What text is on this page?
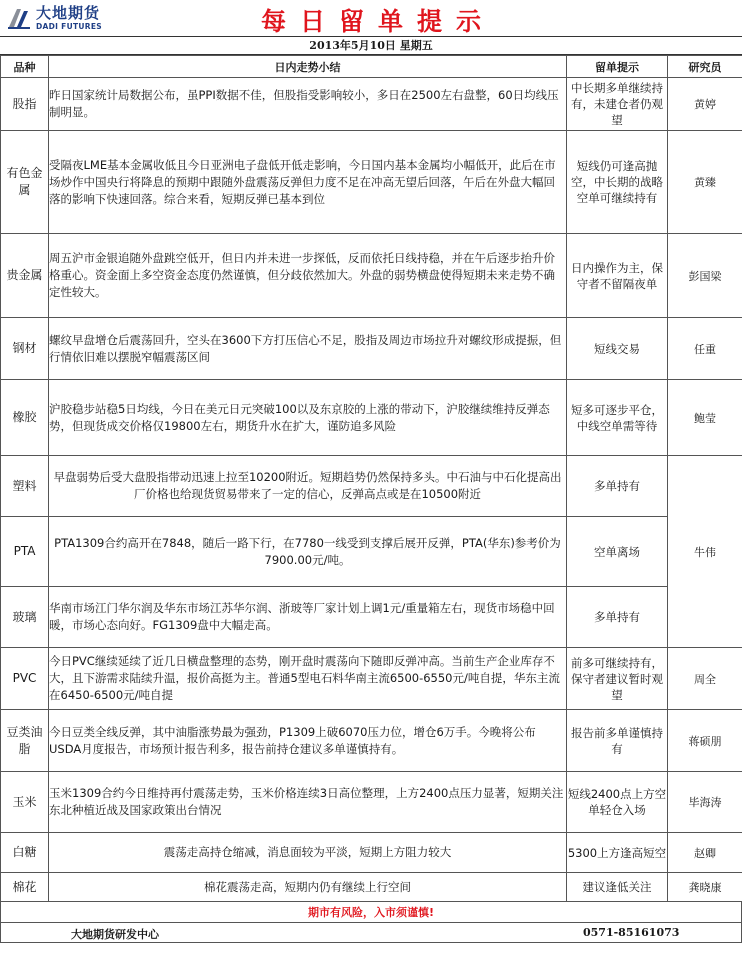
大地期货
DADI FUTURES	每日留单提示
2013年5月10日 星期五
品种	日内走势小结	留单提示	研究员
股指	昨日国家统计局数据公布，虽PPI数据不佳，但股指受影响较小，多日在2500左右盘整，60日均线压制明显。	中长期多单继续持有，未建仓者仍观望	黄婷
有色金属	受隔夜LME基本金属收低且今日亚洲电子盘低开低走影响，今日国内基本金属均小幅低开，此后在市场炒作中国央行将降息的预期中跟随外盘震荡反弹但力度不足在冲高无望后回落，午后在外盘大幅回落的影响下快速回落。综合来看，短期反弹已基本到位	短线仍可逢高抛空，中长期的战略空单可继续持有	黄臻
贵金属	周五沪市金银追随外盘跳空低开，但日内并未进一步探低，反而依托日线持稳，并在午后逐步抬升价格重心。资金面上多空资金态度仍然谨慎，但分歧依然加大。外盘的弱势横盘使得短期未来走势不确定性较大。	日内操作为主，保守者不留隔夜单	彭国梁
钢材	螺纹早盘增仓后震荡回升，空头在3600下方打压信心不足，股指及周边市场拉升对螺纹形成提振，但行情依旧难以摆脱窄幅震荡区间	短线交易	任重
橡胶	沪胶稳步站稳5日均线，今日在美元日元突破100以及东京胶的上涨的带动下，沪胶继续维持反弹态势，但现货成交价格仅19800左右，期货升水在扩大，谨防追多风险	短多可逐步平仓，中线空单需等待	鲍莹
塑料	早盘弱势后受大盘股指带动迅速上拉至10200附近。短期趋势仍然保持多头。中石油与中石化提高出厂价格也给现货贸易带来了一定的信心，反弹高点或是在10500附近	多单持有	牛伟
PTA	PTA1309合约高开在7848，随后一路下行，在7780一线受到支撑后展开反弹，PTA(华东)参考价为7900.00元/吨。	空单离场	
玻璃	华南市场江门华尔润及华东市场江苏华尔润、浙玻等厂家计划上调1元/重量箱左右，现货市场稳中回暖，市场心态向好。FG1309盘中大幅走高。	多单持有	
PVC	今日PVC继续延续了近几日横盘整理的态势，刚开盘时震荡向下随即反弹冲高。当前生产企业库存不大，且下游需求陆续升温，报价高挺为主。普通5型电石料华南主流6500-6550元/吨自提，华东主流在6450-6500元/吨自提	前多可继续持有，保守者建议暂时观望	周全
豆类油脂	今日豆类全线反弹，其中油脂涨势最为强劲，P1309上破6070压力位，增仓6万手。今晚将公布USDA月度报告，市场预计报告利多，报告前持仓建议多单谨慎持有。	报告前多单谨慎持有	蒋硕朋
玉米	玉米1309合约今日维持再付震荡走势，玉米价格连续3日高位整理，上方2400点压力显著，短期关注东北种植近战及国家政策出台情况	短线2400点上方空单轻仓入场	毕海涛
白糖	震荡走高持仓缩减，消息面较为平淡，短期上方阻力较大	5300上方逢高短空	赵卿
棉花	棉花震荡走高，短期内仍有继续上行空间	建议逢低关注	龚晓康
期市有风险，入市须谨慎!
大地期货研发中心	0571-85161073
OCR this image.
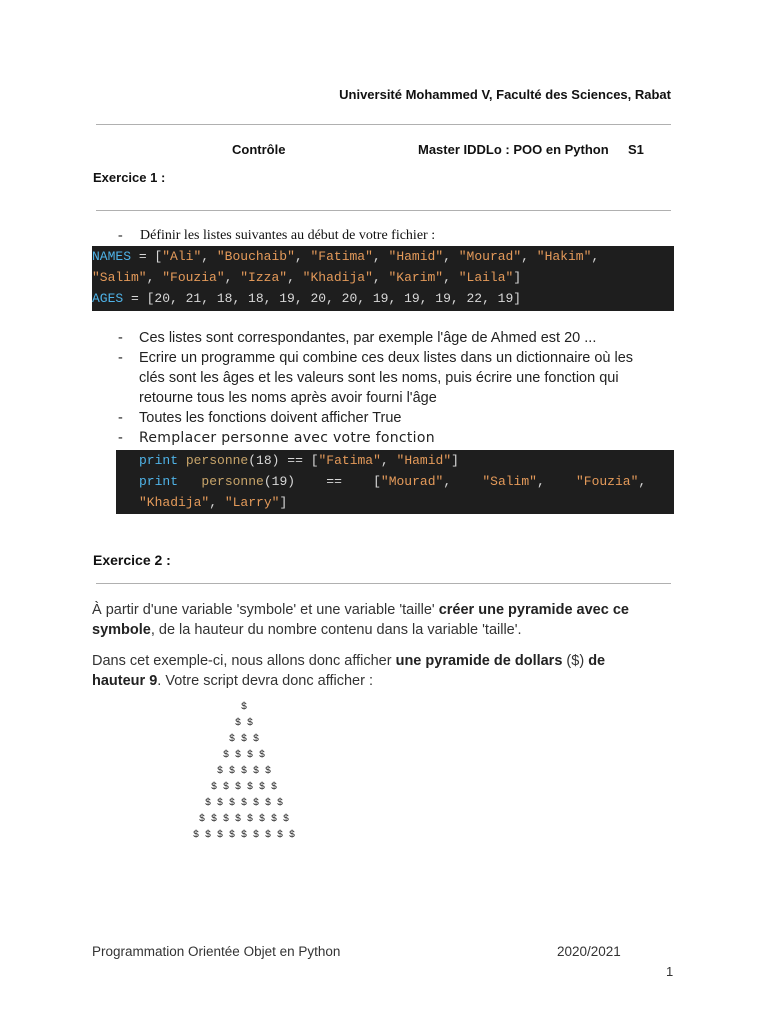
Université Mohammed V, Faculté des Sciences, Rabat
Contrôle	Master IDDLo : POO en Python S1
Exercice 1 :
- Définir les listes suivantes au début de votre fichier :
NAMES = ["Ali", "Bouchaib", "Fatima", "Hamid", "Mourad", "Hakim",
"Salim", "Fouzia", "Izza", "Khadija", "Karim", "Laila"]
AGES = [20, 21, 18, 18, 19, 20, 20, 19, 19, 19, 22, 19]
- Ces listes sont correspondantes, par exemple l'âge de Ahmed est 20 ...
- Ecrire un programme qui combine ces deux listes dans un dictionnaire où les
clés sont les âges et les valeurs sont les noms, puis écrire une fonction qui
retourne tous les noms après avoir fourni l'âge
- Toutes les fonctions doivent afficher True
- Remplacer personne avec votre fonction
print personne(18) == ["Fatima", "Hamid"]
print personne(19) ==    ["Mourad",    "Salim",    "Fouzia",
"Khadija", "Larry"]
Exercice 2 :
À partir d'une variable 'symbole' et une variable 'taille' créer une pyramide avec ce
symbole, de la hauteur du nombre contenu dans la variable 'taille'.
Dans cet exemple-ci, nous allons donc afficher une pyramide de dollars ($) de
hauteur 9. Votre script devra donc afficher :
$
$ $
$ $ $
$ $ $ $
$ $ $ $ $
$ $ $ $ $ $
$ $ $ $ $ $ $
$ $ $ $ $ $ $ $
$ $ $ $ $ $ $ $ $
Programmation Orientée Objet en Python	2020/2021
1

# [What you should do]
Print the lines from the one holding "OCR this image." through the last line of the records, word for word, and omit the pictures.

# [Result for this task]
OCR this image.
Université Mohammed V, Faculté des Sciences, Rabat
Contrôle	Master IDDLo : POO en Python S1
Exercice 1 :
- Définir les listes suivantes au début de votre fichier :
NAMES = ["Ali", "Bouchaib", "Fatima", "Hamid", "Mourad", "Hakim",
"Salim", "Fouzia", "Izza", "Khadija", "Karim", "Laila"]
AGES = [20, 21, 18, 18, 19, 20, 20, 19, 19, 19, 22, 19]
- Ces listes sont correspondantes, par exemple l'âge de Ahmed est 20 ...
- Ecrire un programme qui combine ces deux listes dans un dictionnaire où les
clés sont les âges et les valeurs sont les noms, puis écrire une fonction qui
retourne tous les noms après avoir fourni l'âge
- Toutes les fonctions doivent afficher True
- Remplacer personne avec votre fonction
print personne(18) == ["Fatima", "Hamid"]
print personne(19) ==    ["Mourad",    "Salim",    "Fouzia",
"Khadija", "Larry"]
Exercice 2 :
À partir d'une variable 'symbole' et une variable 'taille' créer une pyramide avec ce
symbole, de la hauteur du nombre contenu dans la variable 'taille'.
Dans cet exemple-ci, nous allons donc afficher une pyramide de dollars ($) de
hauteur 9. Votre script devra donc afficher :
$
$ $
$ $ $
$ $ $ $
$ $ $ $ $
$ $ $ $ $ $
$ $ $ $ $ $ $
$ $ $ $ $ $ $ $
$ $ $ $ $ $ $ $ $
Programmation Orientée Objet en Python	2020/2021
1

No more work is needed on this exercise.